* START The records *
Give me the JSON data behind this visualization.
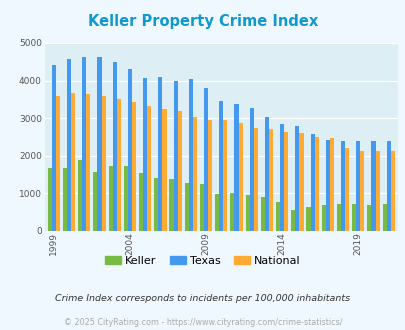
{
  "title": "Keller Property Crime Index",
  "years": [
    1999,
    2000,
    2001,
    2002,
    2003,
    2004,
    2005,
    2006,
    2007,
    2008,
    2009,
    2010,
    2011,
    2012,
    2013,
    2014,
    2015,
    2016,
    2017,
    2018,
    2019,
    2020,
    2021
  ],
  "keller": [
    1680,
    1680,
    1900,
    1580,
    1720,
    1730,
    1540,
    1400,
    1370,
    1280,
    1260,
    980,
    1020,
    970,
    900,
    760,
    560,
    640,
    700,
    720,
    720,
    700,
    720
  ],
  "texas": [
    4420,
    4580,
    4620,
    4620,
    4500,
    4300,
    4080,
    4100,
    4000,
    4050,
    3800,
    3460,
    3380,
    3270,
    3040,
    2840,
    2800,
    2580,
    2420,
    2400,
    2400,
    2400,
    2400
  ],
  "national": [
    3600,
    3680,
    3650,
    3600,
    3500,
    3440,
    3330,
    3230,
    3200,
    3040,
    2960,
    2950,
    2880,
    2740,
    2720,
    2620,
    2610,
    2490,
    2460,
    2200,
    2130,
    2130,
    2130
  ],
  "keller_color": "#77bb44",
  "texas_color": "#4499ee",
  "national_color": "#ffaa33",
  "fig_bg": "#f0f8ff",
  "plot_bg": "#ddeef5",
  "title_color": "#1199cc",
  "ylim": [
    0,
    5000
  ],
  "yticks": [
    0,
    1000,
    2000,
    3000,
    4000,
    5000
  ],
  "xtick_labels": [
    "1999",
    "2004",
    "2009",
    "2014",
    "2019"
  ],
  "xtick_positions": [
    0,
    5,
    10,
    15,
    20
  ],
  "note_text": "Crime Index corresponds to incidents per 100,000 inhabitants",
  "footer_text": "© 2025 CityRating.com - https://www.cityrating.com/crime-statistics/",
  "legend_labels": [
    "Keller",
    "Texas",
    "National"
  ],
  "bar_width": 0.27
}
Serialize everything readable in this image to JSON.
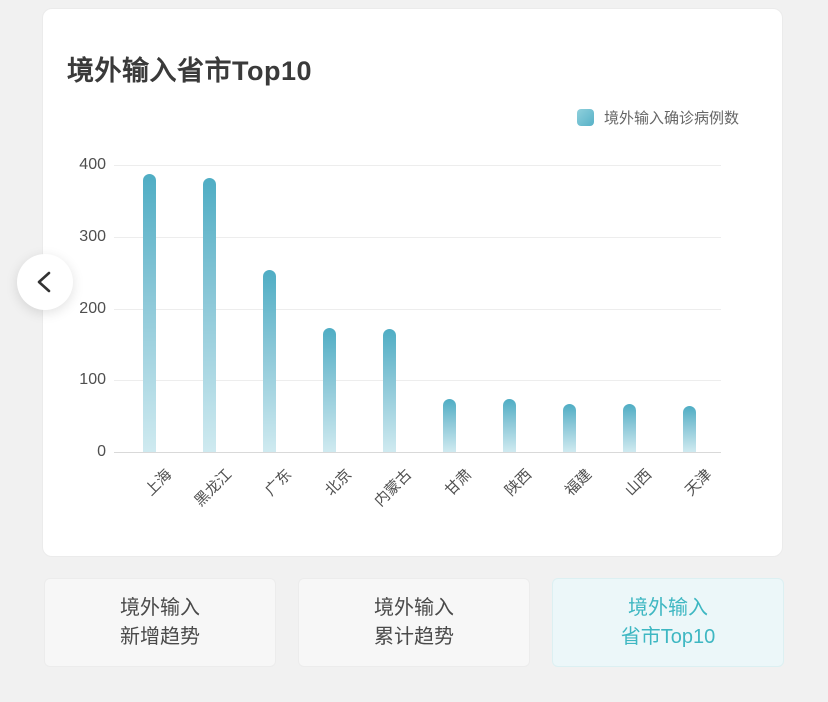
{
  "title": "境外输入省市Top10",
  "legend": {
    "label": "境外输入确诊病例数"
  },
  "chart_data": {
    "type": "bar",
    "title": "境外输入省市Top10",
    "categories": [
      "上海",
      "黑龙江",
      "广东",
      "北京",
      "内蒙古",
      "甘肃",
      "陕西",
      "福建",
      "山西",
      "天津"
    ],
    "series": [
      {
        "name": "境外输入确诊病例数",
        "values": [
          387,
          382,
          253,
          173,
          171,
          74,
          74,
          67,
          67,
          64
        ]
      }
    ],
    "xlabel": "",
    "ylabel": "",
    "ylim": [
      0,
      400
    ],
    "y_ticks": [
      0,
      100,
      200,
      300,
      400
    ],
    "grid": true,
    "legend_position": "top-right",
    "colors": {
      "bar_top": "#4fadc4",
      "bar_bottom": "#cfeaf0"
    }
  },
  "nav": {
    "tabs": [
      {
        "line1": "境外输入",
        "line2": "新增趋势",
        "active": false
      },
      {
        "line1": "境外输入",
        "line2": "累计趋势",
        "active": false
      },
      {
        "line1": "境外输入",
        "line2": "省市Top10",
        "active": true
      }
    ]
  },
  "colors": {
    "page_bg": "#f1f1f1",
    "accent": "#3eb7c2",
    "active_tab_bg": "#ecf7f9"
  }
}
* END The records *
### The task
Take the listing and print it again exactly, but without any pictures.

### Correct response
Give me the JSON data behind this visualization.
{
  "title": "Keller Property Crime Index",
  "years": [
    1999,
    2000,
    2001,
    2002,
    2003,
    2004,
    2005,
    2006,
    2007,
    2008,
    2009,
    2010,
    2011,
    2012,
    2013,
    2014,
    2015,
    2016,
    2017,
    2018,
    2019,
    2020,
    2021
  ],
  "keller": [
    1680,
    1680,
    1900,
    1580,
    1720,
    1730,
    1540,
    1400,
    1370,
    1280,
    1260,
    980,
    1020,
    970,
    900,
    760,
    560,
    640,
    700,
    720,
    720,
    700,
    720
  ],
  "texas": [
    4420,
    4580,
    4620,
    4620,
    4500,
    4300,
    4080,
    4100,
    4000,
    4050,
    3800,
    3460,
    3380,
    3270,
    3040,
    2840,
    2800,
    2580,
    2420,
    2400,
    2400,
    2400,
    2400
  ],
  "national": [
    3600,
    3680,
    3650,
    3600,
    3500,
    3440,
    3330,
    3230,
    3200,
    3040,
    2960,
    2950,
    2880,
    2740,
    2720,
    2620,
    2610,
    2490,
    2460,
    2200,
    2130,
    2130,
    2130
  ],
  "keller_color": "#77bb44",
  "texas_color": "#4499ee",
  "national_color": "#ffaa33",
  "fig_bg": "#f0f8ff",
  "plot_bg": "#ddeef5",
  "title_color": "#1199cc",
  "ylim": [
    0,
    5000
  ],
  "yticks": [
    0,
    1000,
    2000,
    3000,
    4000,
    5000
  ],
  "xtick_labels": [
    "1999",
    "2004",
    "2009",
    "2014",
    "2019"
  ],
  "xtick_positions": [
    0,
    5,
    10,
    15,
    20
  ],
  "note_text": "Crime Index corresponds to incidents per 100,000 inhabitants",
  "footer_text": "© 2025 CityRating.com - https://www.cityrating.com/crime-statistics/",
  "legend_labels": [
    "Keller",
    "Texas",
    "National"
  ],
  "bar_width": 0.27
}
Serialize everything readable in this image to JSON.
{
  "title": "境外输入省市Top10",
  "legend": {
    "label": "境外输入确诊病例数"
  },
  "chart_data": {
    "type": "bar",
    "title": "境外输入省市Top10",
    "categories": [
      "上海",
      "黑龙江",
      "广东",
      "北京",
      "内蒙古",
      "甘肃",
      "陕西",
      "福建",
      "山西",
      "天津"
    ],
    "series": [
      {
        "name": "境外输入确诊病例数",
        "values": [
          387,
          382,
          253,
          173,
          171,
          74,
          74,
          67,
          67,
          64
        ]
      }
    ],
    "xlabel": "",
    "ylabel": "",
    "ylim": [
      0,
      400
    ],
    "y_ticks": [
      0,
      100,
      200,
      300,
      400
    ],
    "grid": true,
    "legend_position": "top-right",
    "colors": {
      "bar_top": "#4fadc4",
      "bar_bottom": "#cfeaf0"
    }
  },
  "nav": {
    "tabs": [
      {
        "line1": "境外输入",
        "line2": "新增趋势",
        "active": false
      },
      {
        "line1": "境外输入",
        "line2": "累计趋势",
        "active": false
      },
      {
        "line1": "境外输入",
        "line2": "省市Top10",
        "active": true
      }
    ]
  },
  "colors": {
    "page_bg": "#f1f1f1",
    "accent": "#3eb7c2",
    "active_tab_bg": "#ecf7f9"
  }
}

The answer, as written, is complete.